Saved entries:
--*--

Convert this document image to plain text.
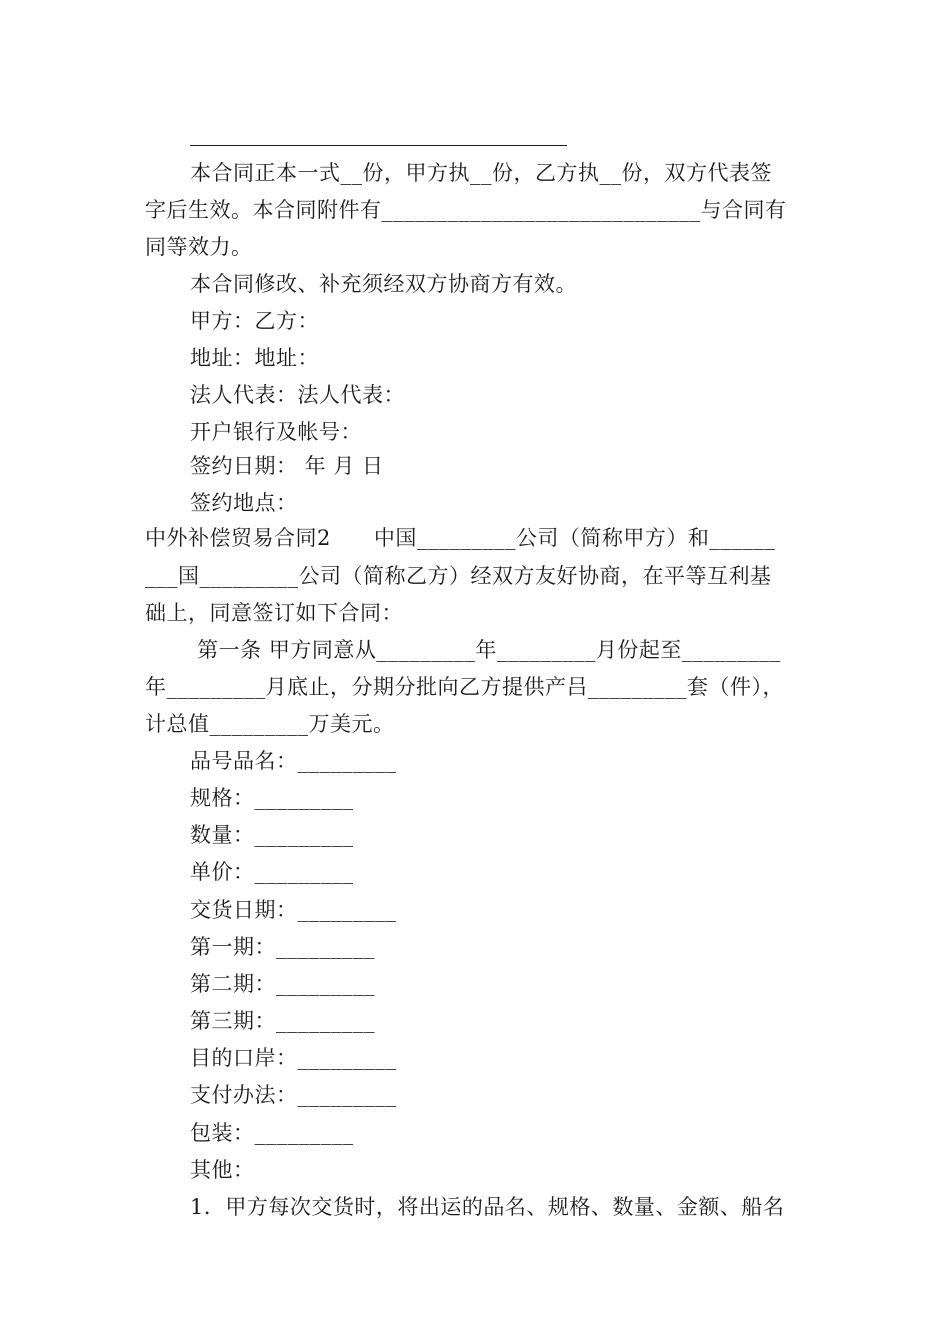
本合同正本一式__份，甲方执__份，乙方执__份，双方代表签
字后生效。本合同附件有_____________________________与合同有
同等效力。
本合同修改、补充须经双方协商方有效。
甲方：乙方：
地址：地址：
法人代表：法人代表：
开户银行及帐号：
签约日期： 年 月 日
签约地点：
中外补偿贸易合同2　　中国_________公司（简称甲方）和______
___国_________公司（简称乙方）经双方友好协商，在平等互利基
础上，同意签订如下合同：
第一条 甲方同意从_________年_________月份起至_________
年_________月底止，分期分批向乙方提供产吕_________套（件），
计总值_________万美元。
品号品名：_________
规格：_________
数量：_________
单价：_________
交货日期：_________
第一期：_________
第二期：_________
第三期：_________
目的口岸：_________
支付办法：_________
包装：_________
其他：
1．甲方每次交货时，将出运的品名、规格、数量、金额、船名
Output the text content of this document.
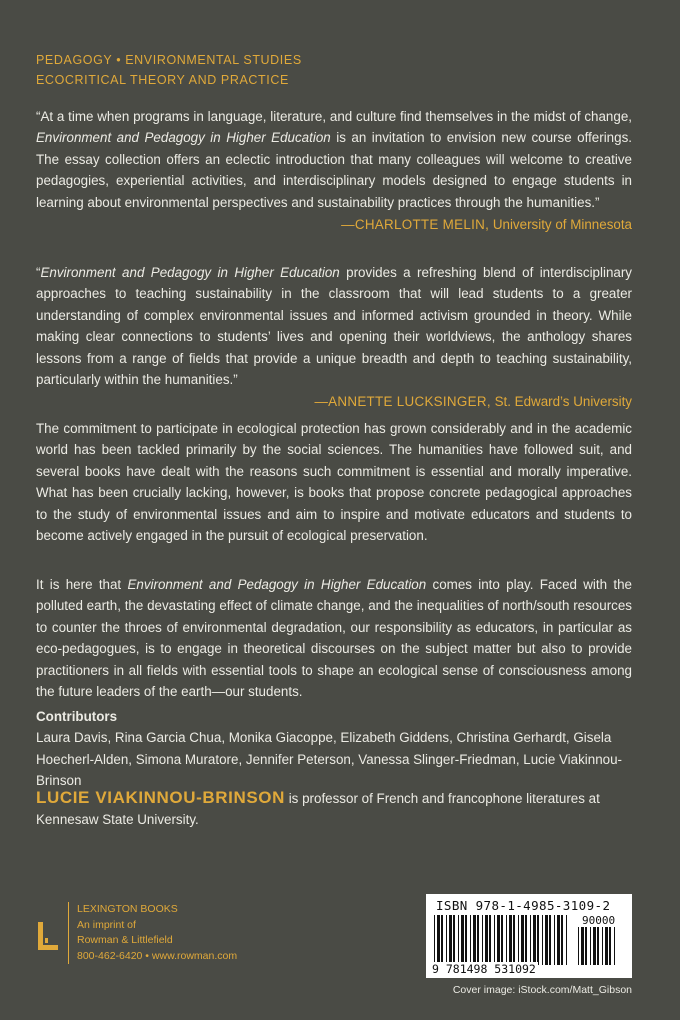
PEDAGOGY • ENVIRONMENTAL STUDIES
ECOCRITICAL THEORY AND PRACTICE
“At a time when programs in language, literature, and culture find themselves in the midst of change, Environment and Pedagogy in Higher Education is an invitation to envision new course offerings. The essay collection offers an eclectic introduction that many colleagues will welcome to creative pedagogies, experiential activities, and interdisciplinary models designed to engage students in learning about environmental perspectives and sustainability practices through the humanities.”
—CHARLOTTE MELIN, University of Minnesota
“Environment and Pedagogy in Higher Education provides a refreshing blend of interdisciplinary approaches to teaching sustainability in the classroom that will lead students to a greater understanding of complex environmental issues and informed activism grounded in theory. While making clear connections to students’ lives and opening their worldviews, the anthology shares lessons from a range of fields that provide a unique breadth and depth to teaching sustainability, particularly within the humanities.”
—ANNETTE LUCKSINGER, St. Edward’s University
The commitment to participate in ecological protection has grown considerably and in the academic world has been tackled primarily by the social sciences. The humanities have followed suit, and several books have dealt with the reasons such commitment is essential and morally imperative. What has been crucially lacking, however, is books that propose concrete pedagogical approaches to the study of environmental issues and aim to inspire and motivate educators and students to become actively engaged in the pursuit of ecological preservation.
It is here that Environment and Pedagogy in Higher Education comes into play. Faced with the polluted earth, the devastating effect of climate change, and the inequalities of north/south resources to counter the throes of environmental degradation, our responsibility as educators, in particular as eco-pedagogues, is to engage in theoretical discourses on the subject matter but also to provide practitioners in all fields with essential tools to shape an ecological sense of consciousness among the future leaders of the earth—our students.
Contributors
Laura Davis, Rina Garcia Chua, Monika Giacoppe, Elizabeth Giddens, Christina Gerhardt, Gisela Hoecherl-Alden, Simona Muratore, Jennifer Peterson, Vanessa Slinger-Friedman, Lucie Viakinnou-Brinson
LUCIE VIAKINNOU-BRINSON is professor of French and francophone literatures at Kennesaw State University.
LEXINGTON BOOKS
An imprint of
Rowman & Littlefield
800-462-6420 • www.rowman.com
ISBN 978-1-4985-3109-2
90000
9 781498 531092
Cover image: iStock.com/Matt_Gibson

--*--

Reproduce every line above as written, skipping pictures.

(THE REPLY):
Convert this document image to plain text.
本合同正本一式__份，甲方执__份，乙方执__份，双方代表签
字后生效。本合同附件有_____________________________与合同有
同等效力。
本合同修改、补充须经双方协商方有效。
甲方：乙方：
地址：地址：
法人代表：法人代表：
开户银行及帐号：
签约日期： 年 月 日
签约地点：
中外补偿贸易合同2　　中国_________公司（简称甲方）和______
___国_________公司（简称乙方）经双方友好协商，在平等互利基
础上，同意签订如下合同：
第一条 甲方同意从_________年_________月份起至_________
年_________月底止，分期分批向乙方提供产吕_________套（件），
计总值_________万美元。
品号品名：_________
规格：_________
数量：_________
单价：_________
交货日期：_________
第一期：_________
第二期：_________
第三期：_________
目的口岸：_________
支付办法：_________
包装：_________
其他：
1．甲方每次交货时，将出运的品名、规格、数量、金额、船名
Output the text content of this document.
PEDAGOGY • ENVIRONMENTAL STUDIES
ECOCRITICAL THEORY AND PRACTICE
“At a time when programs in language, literature, and culture find themselves in the midst of change, Environment and Pedagogy in Higher Education is an invitation to envision new course offerings. The essay collection offers an eclectic introduction that many colleagues will welcome to creative pedagogies, experiential activities, and interdisciplinary models designed to engage students in learning about environmental perspectives and sustainability practices through the humanities.”
—CHARLOTTE MELIN, University of Minnesota
“Environment and Pedagogy in Higher Education provides a refreshing blend of interdisciplinary approaches to teaching sustainability in the classroom that will lead students to a greater understanding of complex environmental issues and informed activism grounded in theory. While making clear connections to students’ lives and opening their worldviews, the anthology shares lessons from a range of fields that provide a unique breadth and depth to teaching sustainability, particularly within the humanities.”
—ANNETTE LUCKSINGER, St. Edward’s University
The commitment to participate in ecological protection has grown considerably and in the academic world has been tackled primarily by the social sciences. The humanities have followed suit, and several books have dealt with the reasons such commitment is essential and morally imperative. What has been crucially lacking, however, is books that propose concrete pedagogical approaches to the study of environmental issues and aim to inspire and motivate educators and students to become actively engaged in the pursuit of ecological preservation.
It is here that Environment and Pedagogy in Higher Education comes into play. Faced with the polluted earth, the devastating effect of climate change, and the inequalities of north/south resources to counter the throes of environmental degradation, our responsibility as educators, in particular as eco-pedagogues, is to engage in theoretical discourses on the subject matter but also to provide practitioners in all fields with essential tools to shape an ecological sense of consciousness among the future leaders of the earth—our students.
Contributors
Laura Davis, Rina Garcia Chua, Monika Giacoppe, Elizabeth Giddens, Christina Gerhardt, Gisela Hoecherl-Alden, Simona Muratore, Jennifer Peterson, Vanessa Slinger-Friedman, Lucie Viakinnou-Brinson
LUCIE VIAKINNOU-BRINSON is professor of French and francophone literatures at Kennesaw State University.
LEXINGTON BOOKS
An imprint of
Rowman & Littlefield
800-462-6420 • www.rowman.com
ISBN 978-1-4985-3109-2
90000
9 781498 531092
Cover image: iStock.com/Matt_Gibson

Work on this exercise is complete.